Gather the lines below that include the string "tRNA", copying each in full.
--------------------------------
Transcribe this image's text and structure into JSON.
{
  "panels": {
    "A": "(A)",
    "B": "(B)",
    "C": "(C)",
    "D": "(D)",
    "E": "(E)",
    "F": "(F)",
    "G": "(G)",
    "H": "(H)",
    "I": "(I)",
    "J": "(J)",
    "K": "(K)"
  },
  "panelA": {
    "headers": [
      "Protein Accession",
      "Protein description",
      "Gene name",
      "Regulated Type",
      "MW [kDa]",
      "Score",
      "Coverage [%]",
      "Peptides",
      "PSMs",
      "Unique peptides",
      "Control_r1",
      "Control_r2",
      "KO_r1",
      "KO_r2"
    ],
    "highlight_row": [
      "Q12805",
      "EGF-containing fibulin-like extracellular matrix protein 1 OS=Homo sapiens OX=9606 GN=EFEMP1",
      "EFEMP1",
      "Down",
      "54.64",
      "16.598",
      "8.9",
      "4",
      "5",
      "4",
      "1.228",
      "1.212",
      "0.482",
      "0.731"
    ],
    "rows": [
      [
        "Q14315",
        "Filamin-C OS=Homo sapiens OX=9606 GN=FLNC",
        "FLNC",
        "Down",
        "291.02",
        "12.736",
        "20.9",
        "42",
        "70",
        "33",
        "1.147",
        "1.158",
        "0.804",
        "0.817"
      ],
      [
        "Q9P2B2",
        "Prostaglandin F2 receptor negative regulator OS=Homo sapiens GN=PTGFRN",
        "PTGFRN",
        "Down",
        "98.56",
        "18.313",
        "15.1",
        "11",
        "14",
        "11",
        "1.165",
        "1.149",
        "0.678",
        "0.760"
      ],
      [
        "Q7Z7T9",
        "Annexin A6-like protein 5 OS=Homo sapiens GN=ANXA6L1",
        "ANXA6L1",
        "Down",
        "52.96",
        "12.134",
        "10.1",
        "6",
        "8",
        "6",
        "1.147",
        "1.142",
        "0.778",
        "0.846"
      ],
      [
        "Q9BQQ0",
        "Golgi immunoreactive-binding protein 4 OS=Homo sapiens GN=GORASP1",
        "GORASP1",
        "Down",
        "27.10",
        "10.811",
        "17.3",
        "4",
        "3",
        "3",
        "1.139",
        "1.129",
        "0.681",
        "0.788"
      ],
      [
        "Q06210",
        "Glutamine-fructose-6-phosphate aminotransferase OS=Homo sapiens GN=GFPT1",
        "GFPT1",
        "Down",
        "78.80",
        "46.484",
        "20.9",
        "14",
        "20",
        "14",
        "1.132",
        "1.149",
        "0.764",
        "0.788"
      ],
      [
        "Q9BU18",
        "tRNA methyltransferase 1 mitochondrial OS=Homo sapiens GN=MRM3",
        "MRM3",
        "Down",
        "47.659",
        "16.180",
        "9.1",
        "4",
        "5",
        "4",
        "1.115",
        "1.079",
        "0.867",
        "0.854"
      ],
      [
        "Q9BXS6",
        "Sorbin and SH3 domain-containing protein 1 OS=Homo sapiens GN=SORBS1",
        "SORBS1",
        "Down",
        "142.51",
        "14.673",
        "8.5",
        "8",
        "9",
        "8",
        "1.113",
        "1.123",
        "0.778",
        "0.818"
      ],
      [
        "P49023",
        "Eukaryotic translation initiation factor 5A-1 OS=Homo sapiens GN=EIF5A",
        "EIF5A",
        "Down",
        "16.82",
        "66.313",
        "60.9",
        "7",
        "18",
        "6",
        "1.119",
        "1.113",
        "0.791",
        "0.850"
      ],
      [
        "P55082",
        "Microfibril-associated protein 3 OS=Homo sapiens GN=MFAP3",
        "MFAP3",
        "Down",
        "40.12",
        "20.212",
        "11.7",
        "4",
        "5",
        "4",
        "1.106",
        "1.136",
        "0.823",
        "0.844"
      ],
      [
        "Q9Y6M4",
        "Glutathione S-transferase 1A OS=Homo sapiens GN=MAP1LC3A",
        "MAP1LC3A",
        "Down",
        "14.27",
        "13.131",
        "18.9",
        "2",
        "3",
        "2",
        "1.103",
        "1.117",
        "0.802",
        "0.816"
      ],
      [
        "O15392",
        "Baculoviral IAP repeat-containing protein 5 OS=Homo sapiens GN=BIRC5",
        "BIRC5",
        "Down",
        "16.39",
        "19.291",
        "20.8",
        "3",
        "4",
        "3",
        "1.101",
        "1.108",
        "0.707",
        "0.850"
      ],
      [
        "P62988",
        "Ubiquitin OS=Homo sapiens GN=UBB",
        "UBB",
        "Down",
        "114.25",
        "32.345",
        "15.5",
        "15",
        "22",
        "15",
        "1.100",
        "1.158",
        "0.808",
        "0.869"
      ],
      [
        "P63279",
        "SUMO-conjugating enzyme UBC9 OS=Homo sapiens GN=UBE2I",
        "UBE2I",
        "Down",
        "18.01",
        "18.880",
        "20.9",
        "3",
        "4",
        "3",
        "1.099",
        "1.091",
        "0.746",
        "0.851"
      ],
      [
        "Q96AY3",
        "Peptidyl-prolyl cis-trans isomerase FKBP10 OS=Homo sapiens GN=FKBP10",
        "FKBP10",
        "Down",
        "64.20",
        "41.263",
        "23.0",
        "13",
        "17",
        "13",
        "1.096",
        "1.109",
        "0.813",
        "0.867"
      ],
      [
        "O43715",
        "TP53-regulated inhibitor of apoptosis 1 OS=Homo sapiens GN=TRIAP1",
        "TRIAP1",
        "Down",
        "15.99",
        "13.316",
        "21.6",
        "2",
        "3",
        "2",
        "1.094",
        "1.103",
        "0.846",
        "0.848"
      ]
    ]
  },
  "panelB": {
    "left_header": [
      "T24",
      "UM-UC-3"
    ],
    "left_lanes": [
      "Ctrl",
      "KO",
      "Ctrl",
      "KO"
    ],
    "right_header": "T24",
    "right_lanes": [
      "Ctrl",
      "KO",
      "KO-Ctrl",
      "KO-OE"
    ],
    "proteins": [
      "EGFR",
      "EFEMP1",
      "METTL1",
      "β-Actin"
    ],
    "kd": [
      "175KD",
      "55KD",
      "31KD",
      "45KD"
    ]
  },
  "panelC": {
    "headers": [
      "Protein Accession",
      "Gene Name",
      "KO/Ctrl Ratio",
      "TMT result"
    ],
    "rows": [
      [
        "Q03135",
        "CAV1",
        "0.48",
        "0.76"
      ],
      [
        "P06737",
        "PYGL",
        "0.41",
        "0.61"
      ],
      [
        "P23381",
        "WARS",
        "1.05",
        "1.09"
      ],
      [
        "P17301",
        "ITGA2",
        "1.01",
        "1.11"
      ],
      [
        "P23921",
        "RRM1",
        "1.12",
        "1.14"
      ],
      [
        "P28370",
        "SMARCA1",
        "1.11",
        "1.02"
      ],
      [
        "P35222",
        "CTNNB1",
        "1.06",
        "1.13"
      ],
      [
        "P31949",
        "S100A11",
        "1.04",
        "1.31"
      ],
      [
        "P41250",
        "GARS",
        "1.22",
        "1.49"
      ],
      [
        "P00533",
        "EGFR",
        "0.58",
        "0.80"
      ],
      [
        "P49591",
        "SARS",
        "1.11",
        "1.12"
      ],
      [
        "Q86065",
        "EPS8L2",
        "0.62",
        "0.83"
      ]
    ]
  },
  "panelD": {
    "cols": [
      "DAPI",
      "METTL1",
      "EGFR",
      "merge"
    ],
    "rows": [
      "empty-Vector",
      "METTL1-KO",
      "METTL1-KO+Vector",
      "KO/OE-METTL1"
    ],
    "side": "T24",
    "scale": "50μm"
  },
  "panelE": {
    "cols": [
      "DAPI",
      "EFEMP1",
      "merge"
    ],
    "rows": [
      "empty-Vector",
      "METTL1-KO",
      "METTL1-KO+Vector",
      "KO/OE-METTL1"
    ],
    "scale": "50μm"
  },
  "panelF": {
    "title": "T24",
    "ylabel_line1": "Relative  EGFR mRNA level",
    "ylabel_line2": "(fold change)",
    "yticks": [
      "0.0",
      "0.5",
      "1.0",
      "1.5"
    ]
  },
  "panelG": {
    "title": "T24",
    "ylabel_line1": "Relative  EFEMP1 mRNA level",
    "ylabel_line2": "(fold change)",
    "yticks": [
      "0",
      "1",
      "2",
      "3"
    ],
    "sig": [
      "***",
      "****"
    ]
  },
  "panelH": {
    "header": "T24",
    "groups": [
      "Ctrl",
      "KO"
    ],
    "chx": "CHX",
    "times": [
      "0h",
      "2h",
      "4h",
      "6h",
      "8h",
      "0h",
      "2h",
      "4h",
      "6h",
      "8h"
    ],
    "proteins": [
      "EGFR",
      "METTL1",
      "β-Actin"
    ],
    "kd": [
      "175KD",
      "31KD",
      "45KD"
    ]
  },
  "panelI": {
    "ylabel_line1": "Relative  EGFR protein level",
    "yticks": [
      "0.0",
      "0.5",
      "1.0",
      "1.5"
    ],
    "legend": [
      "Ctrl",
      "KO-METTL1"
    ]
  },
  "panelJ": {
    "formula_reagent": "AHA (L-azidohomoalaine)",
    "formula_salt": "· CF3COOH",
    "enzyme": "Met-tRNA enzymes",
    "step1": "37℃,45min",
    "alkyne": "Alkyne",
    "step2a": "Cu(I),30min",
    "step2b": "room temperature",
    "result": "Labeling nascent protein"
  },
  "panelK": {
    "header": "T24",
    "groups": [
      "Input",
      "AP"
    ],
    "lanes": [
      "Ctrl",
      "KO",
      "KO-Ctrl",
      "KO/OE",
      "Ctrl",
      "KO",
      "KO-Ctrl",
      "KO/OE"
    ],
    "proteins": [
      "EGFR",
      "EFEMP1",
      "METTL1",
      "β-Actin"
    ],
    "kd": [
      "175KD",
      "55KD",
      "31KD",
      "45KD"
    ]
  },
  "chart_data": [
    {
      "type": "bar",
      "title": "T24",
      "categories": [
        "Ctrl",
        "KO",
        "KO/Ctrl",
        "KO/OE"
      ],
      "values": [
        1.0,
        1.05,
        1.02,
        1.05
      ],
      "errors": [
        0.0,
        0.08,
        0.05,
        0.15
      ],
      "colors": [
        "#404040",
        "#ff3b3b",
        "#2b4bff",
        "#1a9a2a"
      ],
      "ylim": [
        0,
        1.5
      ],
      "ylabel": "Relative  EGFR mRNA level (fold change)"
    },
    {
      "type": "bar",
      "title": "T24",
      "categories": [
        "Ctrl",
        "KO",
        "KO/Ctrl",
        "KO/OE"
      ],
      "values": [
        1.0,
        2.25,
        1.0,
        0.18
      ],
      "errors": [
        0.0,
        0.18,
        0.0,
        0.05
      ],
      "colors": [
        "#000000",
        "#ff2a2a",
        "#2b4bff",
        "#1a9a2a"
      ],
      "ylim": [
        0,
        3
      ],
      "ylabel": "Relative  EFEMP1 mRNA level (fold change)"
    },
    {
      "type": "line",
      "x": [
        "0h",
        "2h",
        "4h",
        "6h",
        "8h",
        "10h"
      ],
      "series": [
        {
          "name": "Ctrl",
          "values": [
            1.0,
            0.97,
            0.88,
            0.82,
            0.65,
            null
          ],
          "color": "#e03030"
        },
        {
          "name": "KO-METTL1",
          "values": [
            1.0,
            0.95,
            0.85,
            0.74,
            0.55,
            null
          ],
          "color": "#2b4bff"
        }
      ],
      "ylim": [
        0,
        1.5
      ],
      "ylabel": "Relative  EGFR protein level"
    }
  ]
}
--------------------------------
**Result below**.
        "tRNA methyltransferase 1 mitochondrial OS=Homo sapiens GN=MRM3",
    "enzyme": "Met-tRNA enzymes",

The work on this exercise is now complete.